◆ **Consigne**:
Remplacez « Kotor » par « Cattaro » dans le récit de voyage, puis recopiez le passage compris entre « Le soir, je » et « summum du voyage. », inclus.

--- Extrait fourni ---

L'Adriatique, citadelles et côte sauvage

Heureux de trouver un climat plus clément, je séjourne trois jours à l'auberge de jeunesse de Zadar. Entre ballades et rêveries, je passe de longues heures sur les quais, face à l'ile de Ugljan. La ville, qui compte plus de 70 000 habitants, est une importante destination de villégiature pour de nombreux croates et européens. Ancienne colonie romaine, elle passa ensuite sous diverses dominations : byzantine, vénitienne, autrichienne... Mais l'ancienne forteresse, bâtie sur une presqu'ile, a conservé peu de traces de son histoire tourmentée, puisqu'elle subit de nombreux bombardements lors de la Seconde Guerre Mondiale. Il y subsiste tout de même quelques vestiges romains ainsi qu'une église byzantine du IXe siècle.

Puis, via un bus de nuit, je traverse la Dalmatie et me rends directement à Dubrovnik. J'ai décidé, après moult hésitations, de faire l'impasse sur Split, dont je n'aperçois que les lumières, et sur Mostar, en Bosnie-Herzégovine. D'ailleurs, je passe seulement vingt minutes dans ce pays, via le port enclavé de Neum.

J'explore Dubrovnik sous la pluie. La citadelle est comme posée sur l'eau ; ses remparts sont impressionnants. La ville fut, pendant plus de quatre siècles, la capitale de l'Etat de Raguse, concurrent direct de Venise. Son indépendance prit fin avec l'arrivée des troupes françaises au début du XIXe siècle.
Aujourd'hui, la ville est superbe et semble comme neuve, puisque l'Unesco a financé sa reconstruction suite au bombardements des armées serbes et monténégrines, en 1991 et 1992. A l'auberge, la réceptionniste me raconte qu'à l'époque, les habitants furent privés d'eau et d'électricité pendant trois mois, et que, chaque jour, les bombes pleuvaient. Je reste silencieux lorsqu'elle me demande si je peux l'imaginer...

Le soir, je rencontre Aurélie et Philippe, jeune couple francais parcourant l'Europe en train : la finalité de leur périple est de rencontrer le Père Noel en Laponie, pour les fêtes de fin d'année. Nous passons une belle soirée en compagnie d'autres francophones et, le lendemain, nous nous rendons ensemble, en bus, à Kotor. Lorsque que l'on atteint le Monténégro, le soleil brille à nouveau. La route, de plus en plus sinueuse, file entre des montagnes vertigineuses et la côte ciselée. Puis nous parvenons enfin à la baie de Kotor, terminus et summum du voyage.

En quête d'un hôtel, on est accosté par un vieux bonhomme joufflu et affable ; il ne connait qu'un mot d'anglais : room ! Il nous fait entrer chez lui : la chambre, remplie par trois lits, est un peu sommaire, c'est donc parfait. Il m'écrit le prix sur un papier, 20, que je corrige aussitôt : 15. Son rire retentissant marque son accord. Malgré la barrière de la langue, nous restons un long moment avec lui : on écrit, on mime, on montre des photos. Hugo s'avère très accueillant. Pourtant, quand on évoque Dubrovnik, il nous raconte qu'il s'est battu là-bas. Et je comprend que cette homme si gentil était parmi ceux qui ont tant terrifié la jolie réceptionniste d'hier...

--- Extraits de données ---

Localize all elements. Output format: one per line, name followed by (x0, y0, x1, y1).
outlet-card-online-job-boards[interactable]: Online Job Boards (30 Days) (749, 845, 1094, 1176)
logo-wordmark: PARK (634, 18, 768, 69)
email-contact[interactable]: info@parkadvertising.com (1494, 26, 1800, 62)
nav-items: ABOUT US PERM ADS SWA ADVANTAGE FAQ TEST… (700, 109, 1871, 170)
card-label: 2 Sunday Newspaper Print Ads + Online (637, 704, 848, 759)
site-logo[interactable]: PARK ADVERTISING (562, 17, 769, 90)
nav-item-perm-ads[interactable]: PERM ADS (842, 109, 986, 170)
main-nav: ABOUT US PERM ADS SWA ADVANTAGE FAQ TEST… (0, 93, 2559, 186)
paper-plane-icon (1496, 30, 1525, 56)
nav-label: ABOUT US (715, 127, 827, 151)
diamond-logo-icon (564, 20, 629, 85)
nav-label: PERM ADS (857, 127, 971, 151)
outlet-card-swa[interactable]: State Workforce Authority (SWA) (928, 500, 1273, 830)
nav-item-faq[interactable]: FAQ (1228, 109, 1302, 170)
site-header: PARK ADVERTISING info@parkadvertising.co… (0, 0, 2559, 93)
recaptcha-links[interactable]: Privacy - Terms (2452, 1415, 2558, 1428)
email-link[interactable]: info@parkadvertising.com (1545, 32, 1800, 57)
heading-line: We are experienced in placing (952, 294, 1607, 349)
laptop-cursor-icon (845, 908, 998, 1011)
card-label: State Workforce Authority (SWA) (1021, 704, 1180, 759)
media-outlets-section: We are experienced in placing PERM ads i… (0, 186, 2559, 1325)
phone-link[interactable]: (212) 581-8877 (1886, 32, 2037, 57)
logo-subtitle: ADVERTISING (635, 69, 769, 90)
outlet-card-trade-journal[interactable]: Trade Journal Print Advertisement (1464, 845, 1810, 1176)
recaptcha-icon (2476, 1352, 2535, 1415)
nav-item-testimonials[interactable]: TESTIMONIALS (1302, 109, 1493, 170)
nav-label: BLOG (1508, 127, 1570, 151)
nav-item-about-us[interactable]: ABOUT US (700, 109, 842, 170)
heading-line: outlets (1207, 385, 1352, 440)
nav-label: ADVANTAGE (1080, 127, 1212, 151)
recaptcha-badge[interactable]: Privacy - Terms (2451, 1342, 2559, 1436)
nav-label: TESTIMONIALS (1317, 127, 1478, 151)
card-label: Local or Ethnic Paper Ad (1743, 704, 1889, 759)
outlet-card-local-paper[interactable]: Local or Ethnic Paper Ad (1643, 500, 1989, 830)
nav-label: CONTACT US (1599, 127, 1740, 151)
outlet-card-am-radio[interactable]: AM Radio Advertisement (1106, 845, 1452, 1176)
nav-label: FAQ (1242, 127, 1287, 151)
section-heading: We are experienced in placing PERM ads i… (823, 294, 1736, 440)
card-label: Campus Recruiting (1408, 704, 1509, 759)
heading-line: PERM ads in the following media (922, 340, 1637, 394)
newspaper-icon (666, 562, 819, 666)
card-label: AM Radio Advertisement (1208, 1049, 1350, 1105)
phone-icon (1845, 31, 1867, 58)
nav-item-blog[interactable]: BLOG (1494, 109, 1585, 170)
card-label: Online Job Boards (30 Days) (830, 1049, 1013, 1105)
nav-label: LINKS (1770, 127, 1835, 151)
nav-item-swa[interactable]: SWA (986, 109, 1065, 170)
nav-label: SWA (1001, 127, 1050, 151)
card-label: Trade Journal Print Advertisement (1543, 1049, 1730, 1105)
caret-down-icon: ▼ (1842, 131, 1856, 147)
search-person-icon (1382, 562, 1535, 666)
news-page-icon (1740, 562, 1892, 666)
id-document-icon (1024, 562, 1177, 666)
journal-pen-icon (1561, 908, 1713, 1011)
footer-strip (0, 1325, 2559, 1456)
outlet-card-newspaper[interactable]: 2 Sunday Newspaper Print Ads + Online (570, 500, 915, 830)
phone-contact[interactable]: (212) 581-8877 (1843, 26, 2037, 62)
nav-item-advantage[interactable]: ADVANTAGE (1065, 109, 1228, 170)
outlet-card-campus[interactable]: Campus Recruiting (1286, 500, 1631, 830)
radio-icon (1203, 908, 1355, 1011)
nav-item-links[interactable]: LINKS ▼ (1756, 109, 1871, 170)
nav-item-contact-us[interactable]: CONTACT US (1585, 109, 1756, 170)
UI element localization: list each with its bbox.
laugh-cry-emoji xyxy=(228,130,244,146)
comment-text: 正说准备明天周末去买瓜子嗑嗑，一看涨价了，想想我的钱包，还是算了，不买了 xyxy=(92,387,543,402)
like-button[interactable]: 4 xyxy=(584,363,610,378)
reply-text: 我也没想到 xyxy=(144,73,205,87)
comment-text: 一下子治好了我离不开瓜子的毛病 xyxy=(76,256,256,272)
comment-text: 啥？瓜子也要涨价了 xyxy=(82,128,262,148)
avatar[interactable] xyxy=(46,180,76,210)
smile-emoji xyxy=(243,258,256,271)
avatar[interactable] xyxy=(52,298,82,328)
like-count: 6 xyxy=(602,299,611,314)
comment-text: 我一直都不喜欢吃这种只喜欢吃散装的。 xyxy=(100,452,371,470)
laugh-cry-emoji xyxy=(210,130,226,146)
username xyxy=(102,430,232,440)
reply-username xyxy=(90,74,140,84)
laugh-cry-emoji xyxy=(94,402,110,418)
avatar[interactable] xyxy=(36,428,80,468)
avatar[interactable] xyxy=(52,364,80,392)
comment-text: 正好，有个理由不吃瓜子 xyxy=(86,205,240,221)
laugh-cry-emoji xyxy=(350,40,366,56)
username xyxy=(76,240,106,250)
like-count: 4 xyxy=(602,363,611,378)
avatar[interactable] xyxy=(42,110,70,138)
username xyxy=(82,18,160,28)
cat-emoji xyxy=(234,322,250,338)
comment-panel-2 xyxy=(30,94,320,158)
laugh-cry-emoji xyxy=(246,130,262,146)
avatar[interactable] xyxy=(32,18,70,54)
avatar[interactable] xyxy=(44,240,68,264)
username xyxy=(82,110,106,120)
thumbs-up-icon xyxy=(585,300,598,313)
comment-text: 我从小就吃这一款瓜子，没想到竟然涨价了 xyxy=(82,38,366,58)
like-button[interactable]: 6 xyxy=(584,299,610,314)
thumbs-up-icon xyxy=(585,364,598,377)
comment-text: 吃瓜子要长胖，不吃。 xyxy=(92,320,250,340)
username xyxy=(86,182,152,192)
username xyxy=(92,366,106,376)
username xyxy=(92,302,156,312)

---

◆ **Corrigé**:
Le soir, je rencontre Aurélie et Philippe, jeune couple francais parcourant l'Europe en train : la finalité de leur périple est de rencontrer le Père Noel en Laponie, pour les fêtes de fin d'année. Nous passons une belle soirée en compagnie d'autres francophones et, le lendemain, nous nous rendons ensemble, en bus, à Cattaro. Lorsque que l'on atteint le Monténégro, le soleil brille à nouveau. La route, de plus en plus sinueuse, file entre des montagnes vertigineuses et la côte ciselée. Puis nous parvenons enfin à la baie de Cattaro, terminus et summum du voyage.